Exercise directions -
Give back the full listing verbatim, apart from its images.

Provided data -
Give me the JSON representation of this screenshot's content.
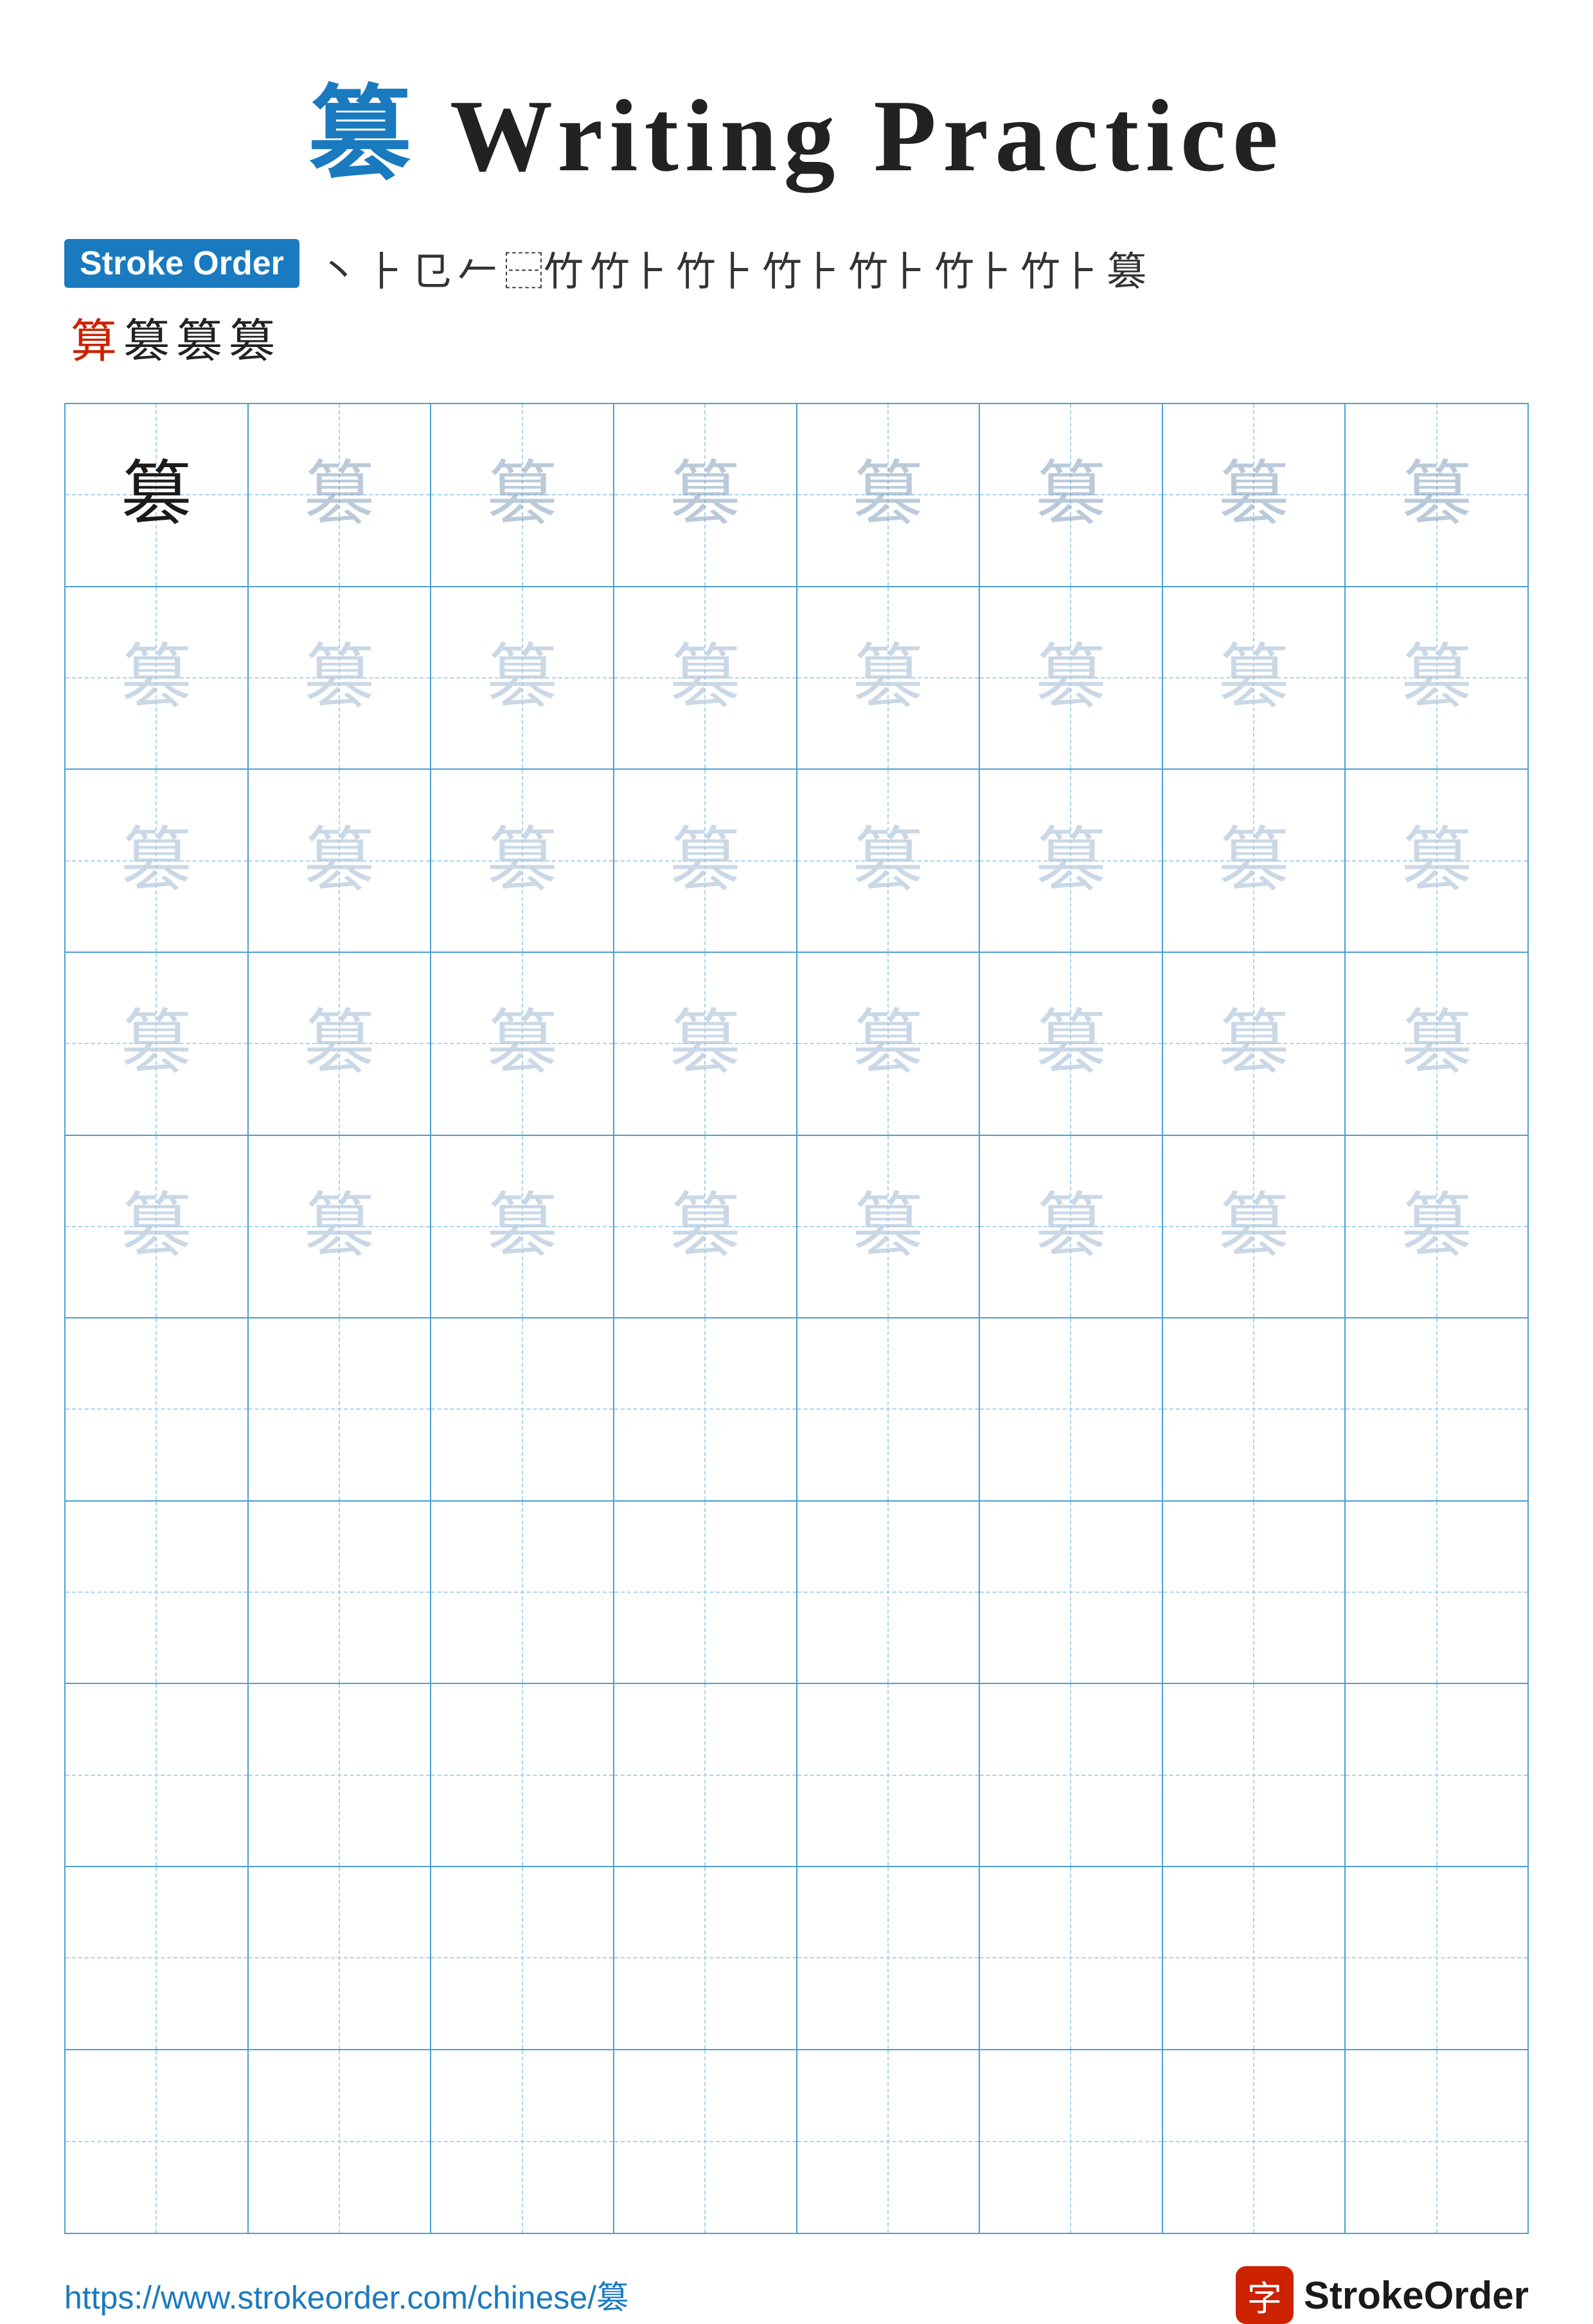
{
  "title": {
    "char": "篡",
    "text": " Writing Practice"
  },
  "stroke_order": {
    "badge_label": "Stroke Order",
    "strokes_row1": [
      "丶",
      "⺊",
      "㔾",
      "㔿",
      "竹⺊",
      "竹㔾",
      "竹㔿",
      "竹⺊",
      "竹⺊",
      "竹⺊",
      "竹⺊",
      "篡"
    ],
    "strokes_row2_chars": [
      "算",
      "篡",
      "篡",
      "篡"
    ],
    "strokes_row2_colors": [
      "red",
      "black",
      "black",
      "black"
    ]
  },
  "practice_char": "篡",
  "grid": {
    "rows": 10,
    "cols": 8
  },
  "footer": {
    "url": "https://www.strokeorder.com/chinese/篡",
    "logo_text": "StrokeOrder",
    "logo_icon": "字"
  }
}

Response -
Give me the JSON representation of this screenshot's content.
{
  "title": {
    "char": "篡",
    "text": " Writing Practice"
  },
  "stroke_order": {
    "badge_label": "Stroke Order",
    "strokes_row1": [
      "丶",
      "⺊",
      "㔾",
      "㔿",
      "竹⺊",
      "竹㔾",
      "竹㔿",
      "竹⺊",
      "竹⺊",
      "竹⺊",
      "竹⺊",
      "篡"
    ],
    "strokes_row2_chars": [
      "算",
      "篡",
      "篡",
      "篡"
    ],
    "strokes_row2_colors": [
      "red",
      "black",
      "black",
      "black"
    ]
  },
  "practice_char": "篡",
  "grid": {
    "rows": 10,
    "cols": 8
  },
  "footer": {
    "url": "https://www.strokeorder.com/chinese/篡",
    "logo_text": "StrokeOrder",
    "logo_icon": "字"
  }
}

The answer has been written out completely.